--- START Information given ---
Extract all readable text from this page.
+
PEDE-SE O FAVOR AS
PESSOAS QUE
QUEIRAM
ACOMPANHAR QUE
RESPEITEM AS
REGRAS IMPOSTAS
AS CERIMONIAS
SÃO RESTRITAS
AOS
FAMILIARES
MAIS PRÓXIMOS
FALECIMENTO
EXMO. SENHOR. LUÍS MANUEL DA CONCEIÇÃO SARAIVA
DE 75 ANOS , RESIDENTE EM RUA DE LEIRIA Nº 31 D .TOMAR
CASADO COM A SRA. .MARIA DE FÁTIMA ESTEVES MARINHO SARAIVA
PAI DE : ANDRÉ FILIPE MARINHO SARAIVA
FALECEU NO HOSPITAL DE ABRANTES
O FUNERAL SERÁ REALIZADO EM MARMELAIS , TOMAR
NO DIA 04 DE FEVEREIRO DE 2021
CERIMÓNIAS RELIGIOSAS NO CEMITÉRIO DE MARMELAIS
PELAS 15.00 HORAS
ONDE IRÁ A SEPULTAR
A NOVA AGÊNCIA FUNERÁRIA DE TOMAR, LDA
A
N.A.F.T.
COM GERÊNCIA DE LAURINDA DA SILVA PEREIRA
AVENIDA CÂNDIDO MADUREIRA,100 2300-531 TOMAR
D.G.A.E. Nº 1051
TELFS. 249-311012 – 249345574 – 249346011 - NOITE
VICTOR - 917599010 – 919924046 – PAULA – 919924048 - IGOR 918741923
--- END Information given ---
--- START Information given ---
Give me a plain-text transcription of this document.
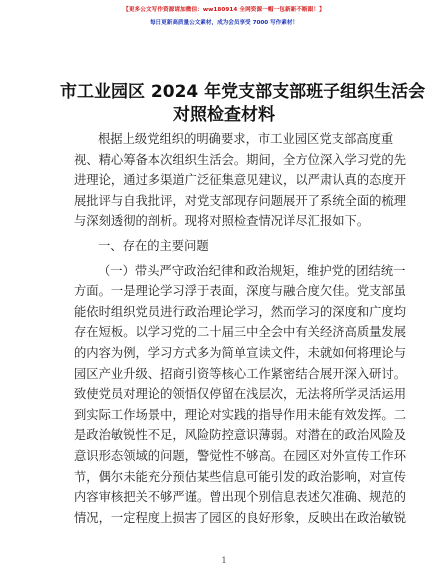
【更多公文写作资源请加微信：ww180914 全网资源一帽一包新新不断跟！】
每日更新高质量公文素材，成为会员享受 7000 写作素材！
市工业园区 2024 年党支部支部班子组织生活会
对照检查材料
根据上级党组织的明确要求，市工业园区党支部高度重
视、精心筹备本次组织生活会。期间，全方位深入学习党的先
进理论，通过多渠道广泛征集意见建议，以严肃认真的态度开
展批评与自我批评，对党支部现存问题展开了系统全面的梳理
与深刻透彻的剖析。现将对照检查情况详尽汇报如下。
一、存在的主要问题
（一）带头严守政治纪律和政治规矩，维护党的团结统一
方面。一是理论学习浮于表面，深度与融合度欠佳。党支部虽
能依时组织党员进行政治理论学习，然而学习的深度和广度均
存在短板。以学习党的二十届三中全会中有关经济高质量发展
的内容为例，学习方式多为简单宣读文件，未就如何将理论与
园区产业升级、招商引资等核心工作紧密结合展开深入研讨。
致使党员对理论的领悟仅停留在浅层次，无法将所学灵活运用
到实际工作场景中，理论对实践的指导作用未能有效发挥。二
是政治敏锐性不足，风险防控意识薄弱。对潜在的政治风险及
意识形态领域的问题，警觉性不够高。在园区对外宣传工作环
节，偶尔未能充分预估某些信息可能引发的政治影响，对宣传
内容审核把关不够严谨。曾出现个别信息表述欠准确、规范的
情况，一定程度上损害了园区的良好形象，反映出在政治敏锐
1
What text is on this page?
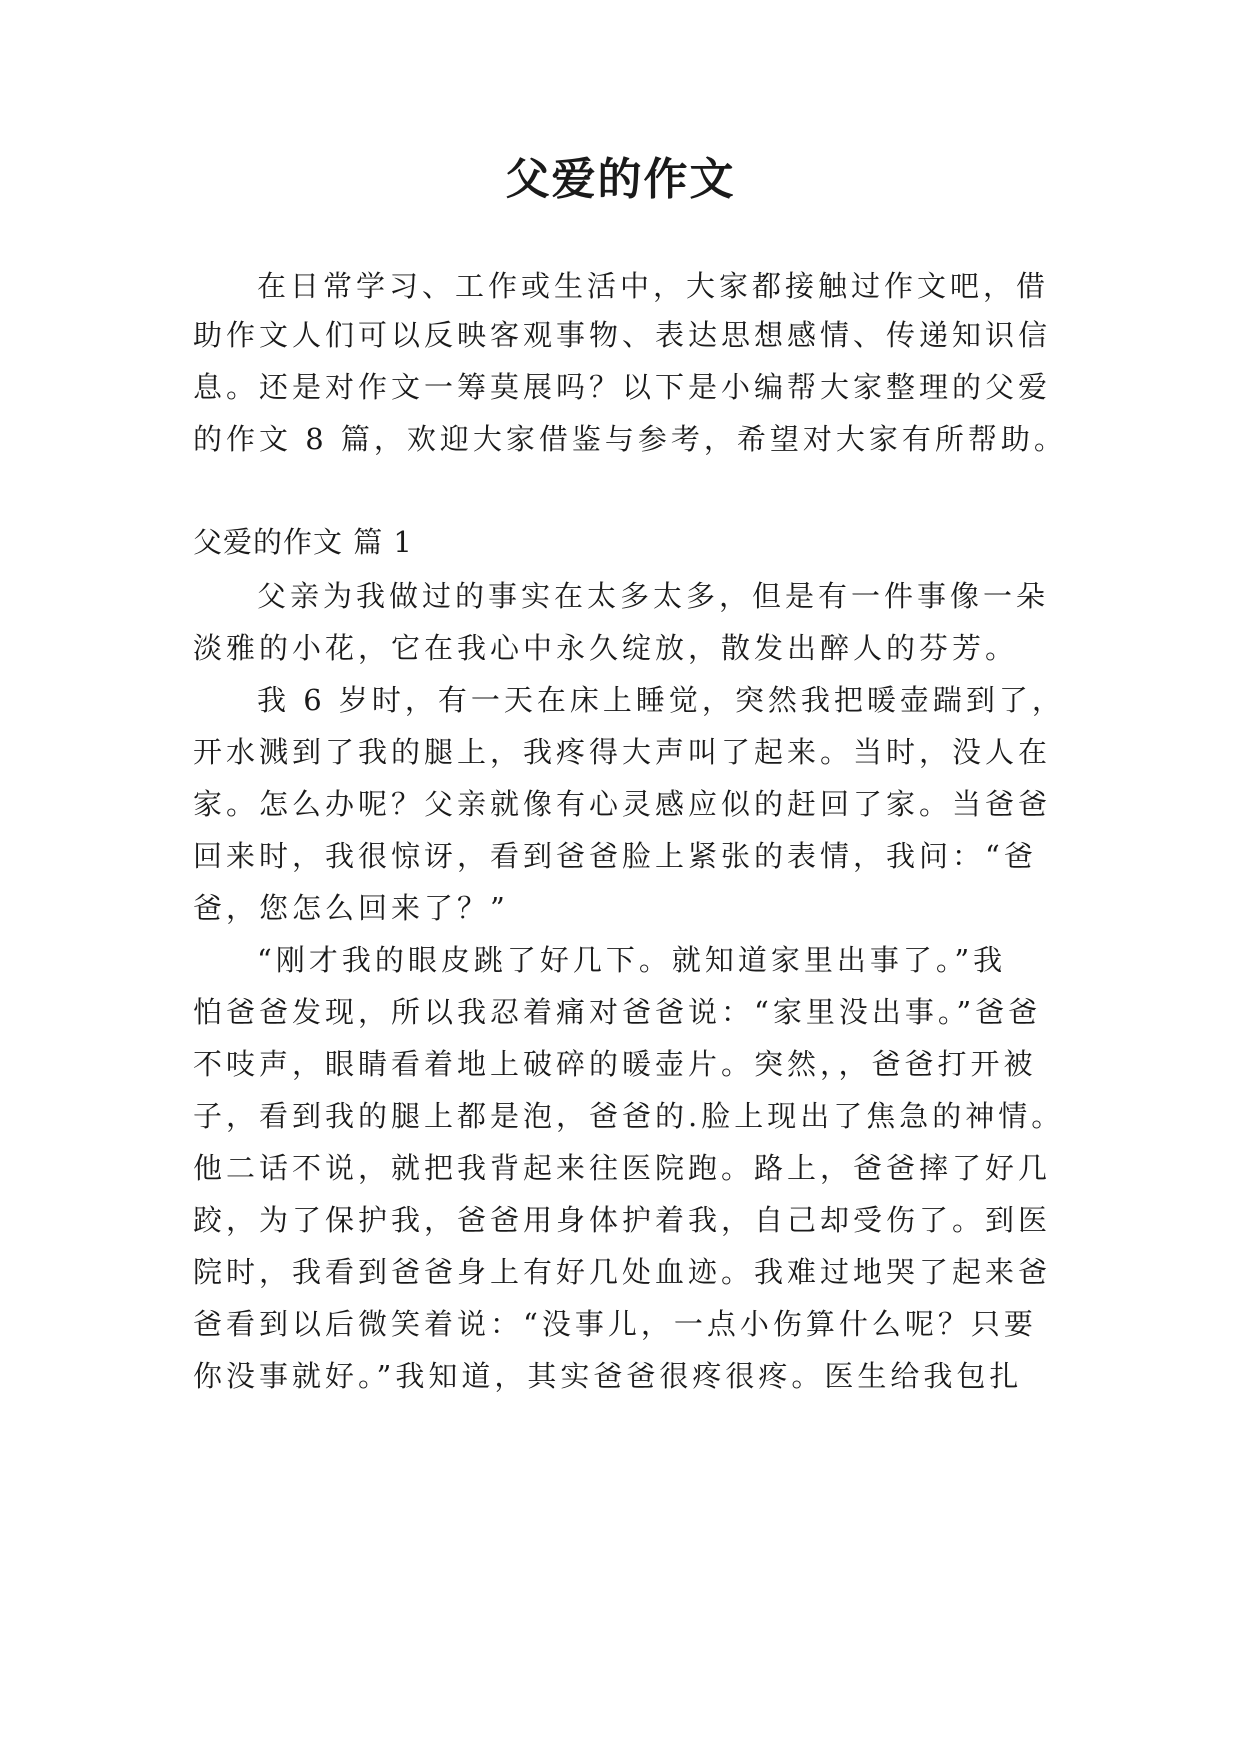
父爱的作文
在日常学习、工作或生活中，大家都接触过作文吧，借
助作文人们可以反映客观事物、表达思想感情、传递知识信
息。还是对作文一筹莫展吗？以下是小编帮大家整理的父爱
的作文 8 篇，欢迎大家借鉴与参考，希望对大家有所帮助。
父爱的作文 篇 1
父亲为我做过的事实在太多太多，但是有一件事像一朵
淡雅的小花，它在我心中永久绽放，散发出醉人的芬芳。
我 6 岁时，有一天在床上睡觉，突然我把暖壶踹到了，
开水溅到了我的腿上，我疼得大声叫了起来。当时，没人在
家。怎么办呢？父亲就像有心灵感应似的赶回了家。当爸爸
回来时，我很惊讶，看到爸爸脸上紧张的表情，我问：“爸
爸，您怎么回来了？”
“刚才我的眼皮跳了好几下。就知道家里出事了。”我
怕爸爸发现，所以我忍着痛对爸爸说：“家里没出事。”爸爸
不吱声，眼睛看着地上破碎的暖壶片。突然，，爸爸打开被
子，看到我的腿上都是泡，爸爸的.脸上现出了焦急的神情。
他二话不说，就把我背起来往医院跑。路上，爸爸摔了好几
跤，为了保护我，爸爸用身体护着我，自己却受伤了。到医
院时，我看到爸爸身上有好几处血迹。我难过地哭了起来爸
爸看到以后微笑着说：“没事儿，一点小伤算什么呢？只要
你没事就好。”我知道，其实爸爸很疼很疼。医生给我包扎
--- END Information given ---
▸ Your objective
Review the material and copy each line in which the word "this" appears.

▸ Output of the exercise
Extract all readable text from this page.
Give me a plain-text transcription of this document.
What text is on this page?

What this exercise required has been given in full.